## TASK TO COMPLETE:
Search the records below for the word "background". Pull out each line that has it.
○ ○ ○ ○ ○ ○ ○
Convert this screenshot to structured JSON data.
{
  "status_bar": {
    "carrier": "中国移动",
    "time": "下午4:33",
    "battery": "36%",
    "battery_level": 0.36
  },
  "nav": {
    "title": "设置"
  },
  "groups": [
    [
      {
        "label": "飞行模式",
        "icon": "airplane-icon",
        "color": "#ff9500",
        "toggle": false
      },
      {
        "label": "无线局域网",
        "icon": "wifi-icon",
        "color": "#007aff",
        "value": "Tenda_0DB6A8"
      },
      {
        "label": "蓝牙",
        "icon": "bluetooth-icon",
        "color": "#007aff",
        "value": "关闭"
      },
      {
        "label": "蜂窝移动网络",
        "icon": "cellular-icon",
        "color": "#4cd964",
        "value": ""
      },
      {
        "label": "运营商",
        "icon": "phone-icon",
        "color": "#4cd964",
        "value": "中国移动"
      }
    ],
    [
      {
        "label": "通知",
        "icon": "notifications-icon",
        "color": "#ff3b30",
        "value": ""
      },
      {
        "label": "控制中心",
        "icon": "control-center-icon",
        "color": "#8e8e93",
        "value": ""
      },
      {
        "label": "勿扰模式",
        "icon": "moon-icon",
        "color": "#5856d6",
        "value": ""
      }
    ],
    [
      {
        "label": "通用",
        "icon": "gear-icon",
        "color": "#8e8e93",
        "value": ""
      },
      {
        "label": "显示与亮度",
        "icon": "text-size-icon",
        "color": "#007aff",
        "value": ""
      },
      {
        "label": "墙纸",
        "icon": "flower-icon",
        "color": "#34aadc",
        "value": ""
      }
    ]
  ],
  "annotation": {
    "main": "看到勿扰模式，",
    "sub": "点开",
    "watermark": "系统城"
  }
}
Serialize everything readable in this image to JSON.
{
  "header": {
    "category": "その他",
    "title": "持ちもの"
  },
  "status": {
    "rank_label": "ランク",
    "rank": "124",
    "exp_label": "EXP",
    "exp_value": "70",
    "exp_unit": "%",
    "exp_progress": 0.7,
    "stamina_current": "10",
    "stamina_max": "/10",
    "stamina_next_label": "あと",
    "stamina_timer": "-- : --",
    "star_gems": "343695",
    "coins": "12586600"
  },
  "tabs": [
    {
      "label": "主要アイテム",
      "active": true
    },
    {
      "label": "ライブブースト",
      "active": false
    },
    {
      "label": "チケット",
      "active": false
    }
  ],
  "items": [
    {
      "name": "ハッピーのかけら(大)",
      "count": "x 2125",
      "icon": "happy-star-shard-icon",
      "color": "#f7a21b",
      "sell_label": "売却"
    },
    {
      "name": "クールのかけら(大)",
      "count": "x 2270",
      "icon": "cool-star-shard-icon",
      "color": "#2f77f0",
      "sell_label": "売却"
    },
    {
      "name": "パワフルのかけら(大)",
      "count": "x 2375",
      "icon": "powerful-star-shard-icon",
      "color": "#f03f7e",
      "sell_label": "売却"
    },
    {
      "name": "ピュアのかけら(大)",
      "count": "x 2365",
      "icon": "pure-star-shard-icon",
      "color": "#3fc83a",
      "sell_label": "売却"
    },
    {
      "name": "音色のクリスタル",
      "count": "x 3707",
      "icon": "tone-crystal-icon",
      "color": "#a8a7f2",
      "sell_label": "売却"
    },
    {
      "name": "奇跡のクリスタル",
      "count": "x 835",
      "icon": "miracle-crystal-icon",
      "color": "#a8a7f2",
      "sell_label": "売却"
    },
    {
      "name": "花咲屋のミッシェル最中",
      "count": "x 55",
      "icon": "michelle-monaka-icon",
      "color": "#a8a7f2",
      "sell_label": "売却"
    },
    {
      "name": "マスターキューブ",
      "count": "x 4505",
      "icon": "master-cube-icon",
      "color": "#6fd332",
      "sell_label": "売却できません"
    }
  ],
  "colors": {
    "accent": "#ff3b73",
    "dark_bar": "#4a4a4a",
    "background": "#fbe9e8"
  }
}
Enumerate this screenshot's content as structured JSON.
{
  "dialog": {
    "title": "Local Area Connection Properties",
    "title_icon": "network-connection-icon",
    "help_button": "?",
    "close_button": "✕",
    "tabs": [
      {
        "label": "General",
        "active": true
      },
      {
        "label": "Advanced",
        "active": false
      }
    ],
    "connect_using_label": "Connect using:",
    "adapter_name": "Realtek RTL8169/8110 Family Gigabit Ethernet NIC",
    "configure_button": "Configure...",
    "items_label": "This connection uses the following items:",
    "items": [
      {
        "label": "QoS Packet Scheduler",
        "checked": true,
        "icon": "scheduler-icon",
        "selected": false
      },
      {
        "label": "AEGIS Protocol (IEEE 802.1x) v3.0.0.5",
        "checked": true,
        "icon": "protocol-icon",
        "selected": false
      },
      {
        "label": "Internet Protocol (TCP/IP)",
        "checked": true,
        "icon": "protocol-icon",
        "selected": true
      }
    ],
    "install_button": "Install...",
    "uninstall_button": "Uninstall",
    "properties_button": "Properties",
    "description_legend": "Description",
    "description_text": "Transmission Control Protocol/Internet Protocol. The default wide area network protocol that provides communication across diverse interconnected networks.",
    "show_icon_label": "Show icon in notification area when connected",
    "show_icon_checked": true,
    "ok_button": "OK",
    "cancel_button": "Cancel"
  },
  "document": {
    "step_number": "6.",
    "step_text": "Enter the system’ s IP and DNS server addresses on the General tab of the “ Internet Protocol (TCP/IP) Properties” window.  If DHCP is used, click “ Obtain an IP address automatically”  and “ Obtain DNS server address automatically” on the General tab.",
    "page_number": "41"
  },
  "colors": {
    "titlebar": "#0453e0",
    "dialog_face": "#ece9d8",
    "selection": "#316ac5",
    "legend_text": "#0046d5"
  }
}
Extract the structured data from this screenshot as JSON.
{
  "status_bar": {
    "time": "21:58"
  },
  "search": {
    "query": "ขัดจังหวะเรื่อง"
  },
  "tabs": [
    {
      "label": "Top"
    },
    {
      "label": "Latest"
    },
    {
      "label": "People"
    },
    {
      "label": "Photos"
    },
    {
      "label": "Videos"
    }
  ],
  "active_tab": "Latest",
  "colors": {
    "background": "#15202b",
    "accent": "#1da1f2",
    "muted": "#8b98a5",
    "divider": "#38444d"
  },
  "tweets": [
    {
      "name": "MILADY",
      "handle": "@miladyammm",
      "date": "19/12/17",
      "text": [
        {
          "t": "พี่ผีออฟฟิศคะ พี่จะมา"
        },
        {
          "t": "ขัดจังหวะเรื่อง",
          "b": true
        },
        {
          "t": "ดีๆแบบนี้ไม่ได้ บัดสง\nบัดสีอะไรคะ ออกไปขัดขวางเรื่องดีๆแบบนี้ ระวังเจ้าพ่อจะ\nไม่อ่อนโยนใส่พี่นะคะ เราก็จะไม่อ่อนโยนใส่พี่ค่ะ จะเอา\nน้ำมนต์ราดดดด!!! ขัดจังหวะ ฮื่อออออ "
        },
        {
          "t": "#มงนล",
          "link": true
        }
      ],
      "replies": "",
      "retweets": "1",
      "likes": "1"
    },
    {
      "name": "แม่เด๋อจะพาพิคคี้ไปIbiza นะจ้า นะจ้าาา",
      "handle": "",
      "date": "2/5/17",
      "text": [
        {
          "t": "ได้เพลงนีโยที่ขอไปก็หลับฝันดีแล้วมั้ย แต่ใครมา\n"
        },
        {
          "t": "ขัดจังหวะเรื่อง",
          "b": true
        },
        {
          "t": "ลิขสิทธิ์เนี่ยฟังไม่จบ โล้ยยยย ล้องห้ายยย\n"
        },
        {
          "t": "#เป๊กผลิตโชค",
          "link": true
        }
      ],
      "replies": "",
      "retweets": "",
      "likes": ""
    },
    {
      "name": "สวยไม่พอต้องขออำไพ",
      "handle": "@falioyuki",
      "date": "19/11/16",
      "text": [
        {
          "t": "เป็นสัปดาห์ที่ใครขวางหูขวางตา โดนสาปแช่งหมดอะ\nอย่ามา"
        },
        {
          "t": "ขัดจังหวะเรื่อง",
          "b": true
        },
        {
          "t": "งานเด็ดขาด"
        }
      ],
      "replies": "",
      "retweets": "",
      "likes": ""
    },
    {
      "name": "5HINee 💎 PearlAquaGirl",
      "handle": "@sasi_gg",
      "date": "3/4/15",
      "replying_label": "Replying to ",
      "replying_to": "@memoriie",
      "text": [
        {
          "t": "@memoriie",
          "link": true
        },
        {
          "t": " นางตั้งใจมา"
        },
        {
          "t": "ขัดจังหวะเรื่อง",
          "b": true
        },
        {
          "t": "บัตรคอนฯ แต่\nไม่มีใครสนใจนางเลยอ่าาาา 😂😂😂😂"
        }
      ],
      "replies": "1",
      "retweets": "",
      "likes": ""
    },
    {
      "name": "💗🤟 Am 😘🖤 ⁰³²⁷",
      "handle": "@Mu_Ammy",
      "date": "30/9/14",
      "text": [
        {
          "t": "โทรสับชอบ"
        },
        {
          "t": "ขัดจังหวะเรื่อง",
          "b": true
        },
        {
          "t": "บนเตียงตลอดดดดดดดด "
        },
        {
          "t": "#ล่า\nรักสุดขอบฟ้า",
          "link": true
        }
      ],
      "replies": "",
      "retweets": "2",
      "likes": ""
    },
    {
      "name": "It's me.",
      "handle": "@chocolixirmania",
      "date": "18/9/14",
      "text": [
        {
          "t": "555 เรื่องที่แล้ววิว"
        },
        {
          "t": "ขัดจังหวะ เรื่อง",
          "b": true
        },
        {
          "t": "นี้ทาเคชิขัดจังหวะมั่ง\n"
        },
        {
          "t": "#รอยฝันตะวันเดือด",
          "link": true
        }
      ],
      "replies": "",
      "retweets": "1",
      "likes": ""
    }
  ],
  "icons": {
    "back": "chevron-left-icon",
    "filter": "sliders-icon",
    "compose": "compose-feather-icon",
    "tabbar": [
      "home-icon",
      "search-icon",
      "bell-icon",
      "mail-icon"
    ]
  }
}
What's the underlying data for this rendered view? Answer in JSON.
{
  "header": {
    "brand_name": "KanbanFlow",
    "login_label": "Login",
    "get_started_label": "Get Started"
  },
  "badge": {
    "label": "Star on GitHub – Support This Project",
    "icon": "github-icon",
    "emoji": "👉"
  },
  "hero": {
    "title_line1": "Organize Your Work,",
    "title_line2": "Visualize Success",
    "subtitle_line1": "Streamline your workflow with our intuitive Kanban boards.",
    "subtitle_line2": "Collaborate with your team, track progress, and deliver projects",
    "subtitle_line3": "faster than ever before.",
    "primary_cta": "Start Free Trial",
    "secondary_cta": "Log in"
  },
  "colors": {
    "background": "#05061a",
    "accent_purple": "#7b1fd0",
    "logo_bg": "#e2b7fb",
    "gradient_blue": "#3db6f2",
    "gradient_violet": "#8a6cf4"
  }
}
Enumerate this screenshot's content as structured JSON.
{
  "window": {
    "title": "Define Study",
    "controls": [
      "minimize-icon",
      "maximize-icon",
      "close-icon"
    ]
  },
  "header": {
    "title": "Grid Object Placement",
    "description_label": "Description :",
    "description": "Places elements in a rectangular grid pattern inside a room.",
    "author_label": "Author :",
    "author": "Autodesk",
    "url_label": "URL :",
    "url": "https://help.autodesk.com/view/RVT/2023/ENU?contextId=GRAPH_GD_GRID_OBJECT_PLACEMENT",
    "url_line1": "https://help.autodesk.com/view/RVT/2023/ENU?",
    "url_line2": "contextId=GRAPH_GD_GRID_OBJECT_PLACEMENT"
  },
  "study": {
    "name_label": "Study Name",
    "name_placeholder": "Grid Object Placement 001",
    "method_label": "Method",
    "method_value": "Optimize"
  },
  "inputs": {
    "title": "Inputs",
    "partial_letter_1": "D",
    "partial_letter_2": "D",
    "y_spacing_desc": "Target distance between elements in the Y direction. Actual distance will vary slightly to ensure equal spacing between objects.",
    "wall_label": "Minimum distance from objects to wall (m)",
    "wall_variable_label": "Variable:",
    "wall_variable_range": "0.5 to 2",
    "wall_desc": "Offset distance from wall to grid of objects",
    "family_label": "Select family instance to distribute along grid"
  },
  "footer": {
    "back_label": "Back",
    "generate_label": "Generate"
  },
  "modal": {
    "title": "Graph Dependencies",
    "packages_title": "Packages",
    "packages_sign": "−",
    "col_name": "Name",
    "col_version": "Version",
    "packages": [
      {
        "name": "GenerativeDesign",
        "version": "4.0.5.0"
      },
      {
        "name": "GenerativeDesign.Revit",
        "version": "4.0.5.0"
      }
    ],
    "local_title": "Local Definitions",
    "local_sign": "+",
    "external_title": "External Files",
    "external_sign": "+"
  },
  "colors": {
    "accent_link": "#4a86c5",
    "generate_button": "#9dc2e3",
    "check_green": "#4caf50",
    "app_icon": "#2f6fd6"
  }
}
○ ○ ○ ○ ○ ○ ○
## FULL OUTPUT:
    "background": "#fbe9e8"
    "background": "#15202b",
    "background": "#05061a",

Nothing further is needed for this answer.